• Given exercise: Reproduce the closing part of the entries exactly: the line with "Serialize everything readable" and all lines after it, ending with the last line, and nothing else.

*** Information shown ***

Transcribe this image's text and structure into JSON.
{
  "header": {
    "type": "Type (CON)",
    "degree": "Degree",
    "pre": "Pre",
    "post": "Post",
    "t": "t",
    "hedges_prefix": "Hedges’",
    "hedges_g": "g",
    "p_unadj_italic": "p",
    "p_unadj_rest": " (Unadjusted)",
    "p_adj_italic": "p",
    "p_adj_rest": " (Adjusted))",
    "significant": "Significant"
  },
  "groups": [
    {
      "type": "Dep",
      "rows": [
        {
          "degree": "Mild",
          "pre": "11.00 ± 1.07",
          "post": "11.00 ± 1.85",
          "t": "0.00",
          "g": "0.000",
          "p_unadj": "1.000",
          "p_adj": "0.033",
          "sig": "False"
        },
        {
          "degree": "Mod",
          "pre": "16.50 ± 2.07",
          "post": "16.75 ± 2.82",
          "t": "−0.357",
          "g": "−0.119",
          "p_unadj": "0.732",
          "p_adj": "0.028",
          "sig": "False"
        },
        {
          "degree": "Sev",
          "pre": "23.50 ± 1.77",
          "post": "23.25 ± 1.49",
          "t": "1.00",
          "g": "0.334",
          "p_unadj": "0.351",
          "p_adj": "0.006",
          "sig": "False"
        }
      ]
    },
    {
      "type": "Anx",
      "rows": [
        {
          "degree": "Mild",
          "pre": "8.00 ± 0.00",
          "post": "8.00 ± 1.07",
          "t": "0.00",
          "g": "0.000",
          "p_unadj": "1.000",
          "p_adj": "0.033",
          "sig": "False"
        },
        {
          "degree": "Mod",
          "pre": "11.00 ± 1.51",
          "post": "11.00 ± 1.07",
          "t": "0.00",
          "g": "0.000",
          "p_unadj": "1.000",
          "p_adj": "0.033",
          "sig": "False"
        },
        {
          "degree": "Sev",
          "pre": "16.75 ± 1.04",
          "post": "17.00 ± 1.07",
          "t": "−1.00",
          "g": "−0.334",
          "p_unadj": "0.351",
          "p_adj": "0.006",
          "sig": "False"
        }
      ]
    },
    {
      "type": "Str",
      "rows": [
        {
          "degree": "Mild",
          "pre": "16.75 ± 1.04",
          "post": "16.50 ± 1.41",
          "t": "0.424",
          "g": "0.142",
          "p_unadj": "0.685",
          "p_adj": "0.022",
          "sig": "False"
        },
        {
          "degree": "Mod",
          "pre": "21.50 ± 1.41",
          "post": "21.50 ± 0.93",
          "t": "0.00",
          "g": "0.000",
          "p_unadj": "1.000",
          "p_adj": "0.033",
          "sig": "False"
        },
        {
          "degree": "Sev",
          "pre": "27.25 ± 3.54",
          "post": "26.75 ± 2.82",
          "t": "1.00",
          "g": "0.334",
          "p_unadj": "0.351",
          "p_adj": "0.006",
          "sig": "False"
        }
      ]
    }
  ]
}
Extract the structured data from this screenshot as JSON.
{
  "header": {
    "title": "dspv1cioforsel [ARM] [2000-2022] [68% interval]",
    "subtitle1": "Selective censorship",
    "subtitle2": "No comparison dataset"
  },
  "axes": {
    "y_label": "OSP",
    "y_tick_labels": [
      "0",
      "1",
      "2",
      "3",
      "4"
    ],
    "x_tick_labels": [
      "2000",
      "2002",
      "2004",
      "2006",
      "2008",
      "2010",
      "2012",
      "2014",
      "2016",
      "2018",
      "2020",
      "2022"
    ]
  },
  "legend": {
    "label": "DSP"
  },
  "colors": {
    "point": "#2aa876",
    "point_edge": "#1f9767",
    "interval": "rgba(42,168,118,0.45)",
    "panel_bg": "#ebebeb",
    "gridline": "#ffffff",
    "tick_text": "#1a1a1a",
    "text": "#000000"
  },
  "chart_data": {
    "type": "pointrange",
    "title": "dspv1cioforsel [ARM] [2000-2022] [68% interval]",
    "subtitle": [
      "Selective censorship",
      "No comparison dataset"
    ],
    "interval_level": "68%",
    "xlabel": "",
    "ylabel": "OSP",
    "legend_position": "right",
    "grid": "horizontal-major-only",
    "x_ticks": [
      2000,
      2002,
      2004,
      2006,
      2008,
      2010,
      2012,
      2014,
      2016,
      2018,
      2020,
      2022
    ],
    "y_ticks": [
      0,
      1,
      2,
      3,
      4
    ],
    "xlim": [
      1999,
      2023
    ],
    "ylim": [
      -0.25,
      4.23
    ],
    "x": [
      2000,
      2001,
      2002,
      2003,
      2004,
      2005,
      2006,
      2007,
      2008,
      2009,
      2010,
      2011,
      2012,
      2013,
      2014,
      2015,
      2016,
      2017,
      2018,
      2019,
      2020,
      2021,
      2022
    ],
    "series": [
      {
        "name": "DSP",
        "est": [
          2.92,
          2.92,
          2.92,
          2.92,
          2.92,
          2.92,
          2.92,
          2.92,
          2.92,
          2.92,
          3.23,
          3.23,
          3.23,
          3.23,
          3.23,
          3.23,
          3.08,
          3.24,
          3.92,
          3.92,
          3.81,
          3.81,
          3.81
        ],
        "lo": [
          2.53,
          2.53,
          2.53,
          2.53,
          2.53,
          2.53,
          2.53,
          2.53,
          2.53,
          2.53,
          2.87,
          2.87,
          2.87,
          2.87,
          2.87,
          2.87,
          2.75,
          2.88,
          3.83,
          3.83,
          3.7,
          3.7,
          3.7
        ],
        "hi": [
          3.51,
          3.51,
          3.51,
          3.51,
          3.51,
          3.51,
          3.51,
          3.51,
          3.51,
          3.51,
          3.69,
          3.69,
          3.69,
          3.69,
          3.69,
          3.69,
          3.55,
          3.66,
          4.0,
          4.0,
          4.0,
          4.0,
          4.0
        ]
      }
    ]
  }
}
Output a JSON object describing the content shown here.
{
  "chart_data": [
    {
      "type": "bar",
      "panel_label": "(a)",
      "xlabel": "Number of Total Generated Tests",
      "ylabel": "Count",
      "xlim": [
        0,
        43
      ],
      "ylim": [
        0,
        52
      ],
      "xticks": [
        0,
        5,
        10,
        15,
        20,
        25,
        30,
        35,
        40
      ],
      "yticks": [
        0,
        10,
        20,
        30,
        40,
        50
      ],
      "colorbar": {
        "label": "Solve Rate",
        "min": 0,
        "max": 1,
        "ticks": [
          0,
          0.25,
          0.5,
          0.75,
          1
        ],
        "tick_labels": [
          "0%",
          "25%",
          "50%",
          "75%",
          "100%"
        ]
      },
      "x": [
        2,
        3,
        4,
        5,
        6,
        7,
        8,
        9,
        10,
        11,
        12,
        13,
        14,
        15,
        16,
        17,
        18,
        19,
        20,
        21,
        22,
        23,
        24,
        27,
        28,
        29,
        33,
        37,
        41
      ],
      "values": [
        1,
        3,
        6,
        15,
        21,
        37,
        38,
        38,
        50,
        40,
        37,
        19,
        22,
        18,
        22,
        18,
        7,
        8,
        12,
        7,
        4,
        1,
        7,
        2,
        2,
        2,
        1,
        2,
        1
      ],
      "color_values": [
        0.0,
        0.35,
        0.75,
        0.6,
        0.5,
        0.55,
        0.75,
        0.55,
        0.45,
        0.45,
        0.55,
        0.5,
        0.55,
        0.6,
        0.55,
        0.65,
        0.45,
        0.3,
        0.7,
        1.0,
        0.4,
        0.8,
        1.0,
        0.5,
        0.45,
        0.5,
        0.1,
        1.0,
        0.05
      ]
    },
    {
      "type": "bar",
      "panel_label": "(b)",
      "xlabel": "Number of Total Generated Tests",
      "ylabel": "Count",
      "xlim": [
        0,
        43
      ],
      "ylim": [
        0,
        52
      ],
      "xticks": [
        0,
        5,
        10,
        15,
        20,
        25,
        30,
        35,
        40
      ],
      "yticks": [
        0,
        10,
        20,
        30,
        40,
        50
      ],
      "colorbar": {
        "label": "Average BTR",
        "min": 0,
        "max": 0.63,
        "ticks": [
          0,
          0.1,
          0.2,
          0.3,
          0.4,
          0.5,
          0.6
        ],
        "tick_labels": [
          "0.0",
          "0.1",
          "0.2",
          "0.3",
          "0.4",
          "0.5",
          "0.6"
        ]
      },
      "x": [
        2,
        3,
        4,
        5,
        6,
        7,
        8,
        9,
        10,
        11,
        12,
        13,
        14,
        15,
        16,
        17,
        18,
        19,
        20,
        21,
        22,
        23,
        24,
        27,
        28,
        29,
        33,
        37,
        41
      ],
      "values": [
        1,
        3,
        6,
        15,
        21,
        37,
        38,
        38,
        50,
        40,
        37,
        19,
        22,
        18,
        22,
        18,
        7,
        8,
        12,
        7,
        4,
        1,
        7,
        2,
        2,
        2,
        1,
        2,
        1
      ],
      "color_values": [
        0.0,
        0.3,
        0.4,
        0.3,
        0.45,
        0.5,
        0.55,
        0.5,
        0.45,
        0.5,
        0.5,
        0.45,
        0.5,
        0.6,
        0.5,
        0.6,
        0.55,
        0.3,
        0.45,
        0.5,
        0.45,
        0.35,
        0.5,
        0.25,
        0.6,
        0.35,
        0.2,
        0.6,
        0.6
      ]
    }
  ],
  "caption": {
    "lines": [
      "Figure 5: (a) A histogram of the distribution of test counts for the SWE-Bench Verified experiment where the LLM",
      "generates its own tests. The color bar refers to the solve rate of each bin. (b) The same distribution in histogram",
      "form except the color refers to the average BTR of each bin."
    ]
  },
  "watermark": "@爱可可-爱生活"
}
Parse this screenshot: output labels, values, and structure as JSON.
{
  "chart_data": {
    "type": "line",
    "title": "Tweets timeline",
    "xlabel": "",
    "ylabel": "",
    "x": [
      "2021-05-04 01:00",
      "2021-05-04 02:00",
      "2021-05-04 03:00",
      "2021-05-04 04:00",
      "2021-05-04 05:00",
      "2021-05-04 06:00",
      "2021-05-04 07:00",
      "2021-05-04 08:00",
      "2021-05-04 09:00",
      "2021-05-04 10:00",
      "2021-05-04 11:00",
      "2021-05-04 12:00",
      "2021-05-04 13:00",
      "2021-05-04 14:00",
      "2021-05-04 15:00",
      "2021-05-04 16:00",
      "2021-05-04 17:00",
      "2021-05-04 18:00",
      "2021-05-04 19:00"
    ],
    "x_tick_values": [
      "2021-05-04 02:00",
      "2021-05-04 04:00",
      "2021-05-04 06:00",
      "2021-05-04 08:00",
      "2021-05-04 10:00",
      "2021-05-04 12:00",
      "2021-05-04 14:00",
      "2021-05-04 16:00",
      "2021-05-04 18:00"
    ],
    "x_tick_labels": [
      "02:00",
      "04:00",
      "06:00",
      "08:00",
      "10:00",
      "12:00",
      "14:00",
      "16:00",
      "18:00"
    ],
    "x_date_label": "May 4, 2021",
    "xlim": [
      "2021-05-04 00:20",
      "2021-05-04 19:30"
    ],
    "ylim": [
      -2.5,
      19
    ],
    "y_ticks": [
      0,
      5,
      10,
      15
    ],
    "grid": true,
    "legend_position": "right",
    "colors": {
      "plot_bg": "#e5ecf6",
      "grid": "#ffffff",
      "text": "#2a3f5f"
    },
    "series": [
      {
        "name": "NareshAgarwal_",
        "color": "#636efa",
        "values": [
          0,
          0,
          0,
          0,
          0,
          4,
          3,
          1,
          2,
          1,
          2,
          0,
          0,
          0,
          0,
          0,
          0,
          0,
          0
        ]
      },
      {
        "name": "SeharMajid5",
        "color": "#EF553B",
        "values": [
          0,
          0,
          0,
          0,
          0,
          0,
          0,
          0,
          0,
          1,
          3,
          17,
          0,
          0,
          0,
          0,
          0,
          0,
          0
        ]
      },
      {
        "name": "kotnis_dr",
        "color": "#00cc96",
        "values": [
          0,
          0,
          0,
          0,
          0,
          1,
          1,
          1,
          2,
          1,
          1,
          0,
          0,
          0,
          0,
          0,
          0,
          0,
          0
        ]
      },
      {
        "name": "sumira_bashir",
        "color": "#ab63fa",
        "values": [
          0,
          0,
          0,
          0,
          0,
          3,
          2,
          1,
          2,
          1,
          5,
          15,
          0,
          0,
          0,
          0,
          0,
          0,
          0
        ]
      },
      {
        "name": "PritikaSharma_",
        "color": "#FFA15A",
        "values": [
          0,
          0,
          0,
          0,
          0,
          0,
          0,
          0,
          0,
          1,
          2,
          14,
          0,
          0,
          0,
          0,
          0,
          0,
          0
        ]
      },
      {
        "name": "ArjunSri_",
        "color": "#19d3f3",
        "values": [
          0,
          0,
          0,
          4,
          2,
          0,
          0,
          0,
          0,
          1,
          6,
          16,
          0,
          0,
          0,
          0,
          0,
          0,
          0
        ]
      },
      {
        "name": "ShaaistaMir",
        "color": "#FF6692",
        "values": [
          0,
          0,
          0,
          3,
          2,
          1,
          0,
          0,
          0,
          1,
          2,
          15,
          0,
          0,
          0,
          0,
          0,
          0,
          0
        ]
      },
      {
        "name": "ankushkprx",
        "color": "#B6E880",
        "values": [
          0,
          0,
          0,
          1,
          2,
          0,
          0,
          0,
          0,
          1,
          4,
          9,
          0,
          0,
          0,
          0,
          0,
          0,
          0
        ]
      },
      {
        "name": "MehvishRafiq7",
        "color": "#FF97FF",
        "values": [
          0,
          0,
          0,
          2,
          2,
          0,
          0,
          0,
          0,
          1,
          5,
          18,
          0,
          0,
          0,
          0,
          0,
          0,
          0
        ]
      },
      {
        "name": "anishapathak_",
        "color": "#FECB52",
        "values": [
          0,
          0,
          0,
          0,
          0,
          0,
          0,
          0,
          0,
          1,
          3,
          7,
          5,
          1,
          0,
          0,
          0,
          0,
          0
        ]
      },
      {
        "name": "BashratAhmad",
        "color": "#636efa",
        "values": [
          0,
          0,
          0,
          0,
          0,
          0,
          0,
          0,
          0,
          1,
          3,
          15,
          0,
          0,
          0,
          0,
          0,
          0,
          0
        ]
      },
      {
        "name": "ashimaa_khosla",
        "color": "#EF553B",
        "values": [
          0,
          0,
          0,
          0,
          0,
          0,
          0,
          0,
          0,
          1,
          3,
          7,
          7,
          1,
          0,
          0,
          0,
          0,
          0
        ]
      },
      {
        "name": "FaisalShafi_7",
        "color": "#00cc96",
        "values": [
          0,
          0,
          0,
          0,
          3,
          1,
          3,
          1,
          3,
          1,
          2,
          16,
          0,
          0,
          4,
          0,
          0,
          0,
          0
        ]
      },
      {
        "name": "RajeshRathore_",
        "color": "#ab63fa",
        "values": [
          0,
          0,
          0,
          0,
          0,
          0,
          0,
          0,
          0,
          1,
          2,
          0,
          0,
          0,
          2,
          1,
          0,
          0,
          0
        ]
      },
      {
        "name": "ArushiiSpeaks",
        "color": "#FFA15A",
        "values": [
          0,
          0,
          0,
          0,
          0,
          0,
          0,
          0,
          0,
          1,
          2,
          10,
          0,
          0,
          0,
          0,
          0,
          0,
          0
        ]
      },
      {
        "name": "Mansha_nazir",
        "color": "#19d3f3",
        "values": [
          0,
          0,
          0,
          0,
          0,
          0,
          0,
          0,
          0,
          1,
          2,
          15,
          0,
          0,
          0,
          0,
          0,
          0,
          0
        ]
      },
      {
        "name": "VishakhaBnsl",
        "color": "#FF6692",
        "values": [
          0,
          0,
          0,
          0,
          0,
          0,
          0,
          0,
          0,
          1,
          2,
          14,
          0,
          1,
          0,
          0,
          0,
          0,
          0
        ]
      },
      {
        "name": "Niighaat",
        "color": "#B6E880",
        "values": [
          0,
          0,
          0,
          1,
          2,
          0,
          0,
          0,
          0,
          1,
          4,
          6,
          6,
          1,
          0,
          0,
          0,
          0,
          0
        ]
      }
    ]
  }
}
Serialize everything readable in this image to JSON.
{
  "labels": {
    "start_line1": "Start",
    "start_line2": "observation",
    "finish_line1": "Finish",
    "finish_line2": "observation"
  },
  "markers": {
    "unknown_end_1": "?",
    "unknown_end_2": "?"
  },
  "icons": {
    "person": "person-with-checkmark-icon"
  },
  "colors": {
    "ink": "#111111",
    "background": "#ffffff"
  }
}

***

• Worked solution:
Serialize everything readable in this image to JSON.
{
  "labels": {
    "start_line1": "Start",
    "start_line2": "observation",
    "finish_line1": "Finish",
    "finish_line2": "observation"
  },
  "markers": {
    "unknown_end_1": "?",
    "unknown_end_2": "?"
  },
  "icons": {
    "person": "person-with-checkmark-icon"
  },
  "colors": {
    "ink": "#111111",
    "background": "#ffffff"
  }
}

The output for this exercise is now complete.